Repeat each line of the material below exactly as it appears, minus any pictures.
== MATERIAL TO PROCESS ==
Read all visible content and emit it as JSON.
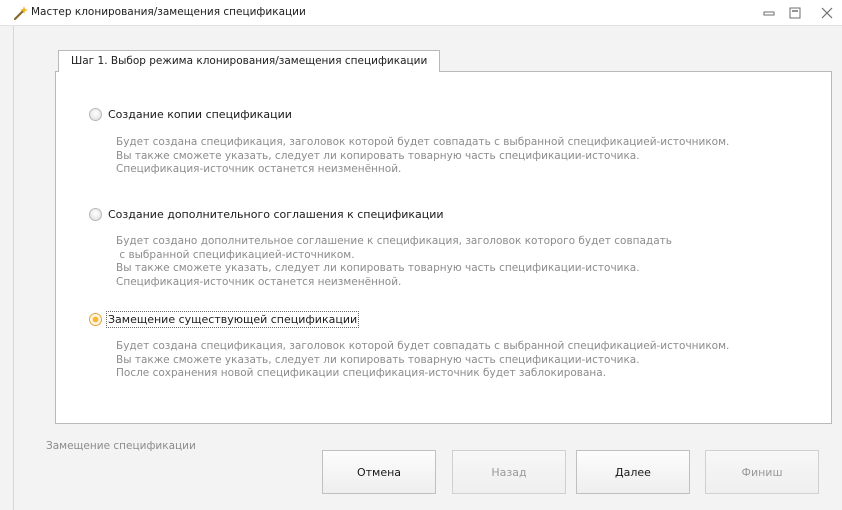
{
  "window": {
    "title": "Мастер клонирования/замещения спецификации",
    "icon": "wand-icon",
    "accent": "#f9b533"
  },
  "tab": {
    "label": "Шаг 1. Выбор режима клонирования/замещения спецификации"
  },
  "options": [
    {
      "label": "Создание копии спецификации",
      "checked": false,
      "description": "Будет создана спецификация, заголовок которой будет совпадать с выбранной спецификацией-источником.\nВы также сможете указать, следует ли копировать товарную часть спецификации-источика.\nСпецификация-источник останется неизменённой."
    },
    {
      "label": "Создание дополнительного соглашения к спецификации",
      "checked": false,
      "description": "Будет создано дополнительное соглашение к спецификация, заголовок которого будет совпадать\n с выбранной спецификацией-источником.\nВы также сможете указать, следует ли копировать товарную часть спецификации-источика.\nСпецификация-источник останется неизменённой."
    },
    {
      "label": "Замещение существующей спецификации",
      "checked": true,
      "description": "Будет создана спецификация, заголовок которой будет совпадать с выбранной спецификацией-источником.\nВы также сможете указать, следует ли копировать товарную часть спецификации-источика.\nПосле сохранения новой спецификации спецификация-источник будет заблокирована."
    }
  ],
  "status": {
    "text": "Замещение спецификации"
  },
  "buttons": {
    "cancel": "Отмена",
    "back": "Назад",
    "next": "Далее",
    "finish": "Финиш"
  }
}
===
- THE OUTPUT
Read all visible content and emit it as JSON.
{
  "window": {
    "title": "Мастер клонирования/замещения спецификации",
    "icon": "wand-icon",
    "accent": "#f9b533"
  },
  "tab": {
    "label": "Шаг 1. Выбор режима клонирования/замещения спецификации"
  },
  "options": [
    {
      "label": "Создание копии спецификации",
      "checked": false,
      "description": "Будет создана спецификация, заголовок которой будет совпадать с выбранной спецификацией-источником.\nВы также сможете указать, следует ли копировать товарную часть спецификации-источика.\nСпецификация-источник останется неизменённой."
    },
    {
      "label": "Создание дополнительного соглашения к спецификации",
      "checked": false,
      "description": "Будет создано дополнительное соглашение к спецификация, заголовок которого будет совпадать\n с выбранной спецификацией-источником.\nВы также сможете указать, следует ли копировать товарную часть спецификации-источика.\nСпецификация-источник останется неизменённой."
    },
    {
      "label": "Замещение существующей спецификации",
      "checked": true,
      "description": "Будет создана спецификация, заголовок которой будет совпадать с выбранной спецификацией-источником.\nВы также сможете указать, следует ли копировать товарную часть спецификации-источика.\nПосле сохранения новой спецификации спецификация-источник будет заблокирована."
    }
  ],
  "status": {
    "text": "Замещение спецификации"
  },
  "buttons": {
    "cancel": "Отмена",
    "back": "Назад",
    "next": "Далее",
    "finish": "Финиш"
  }
}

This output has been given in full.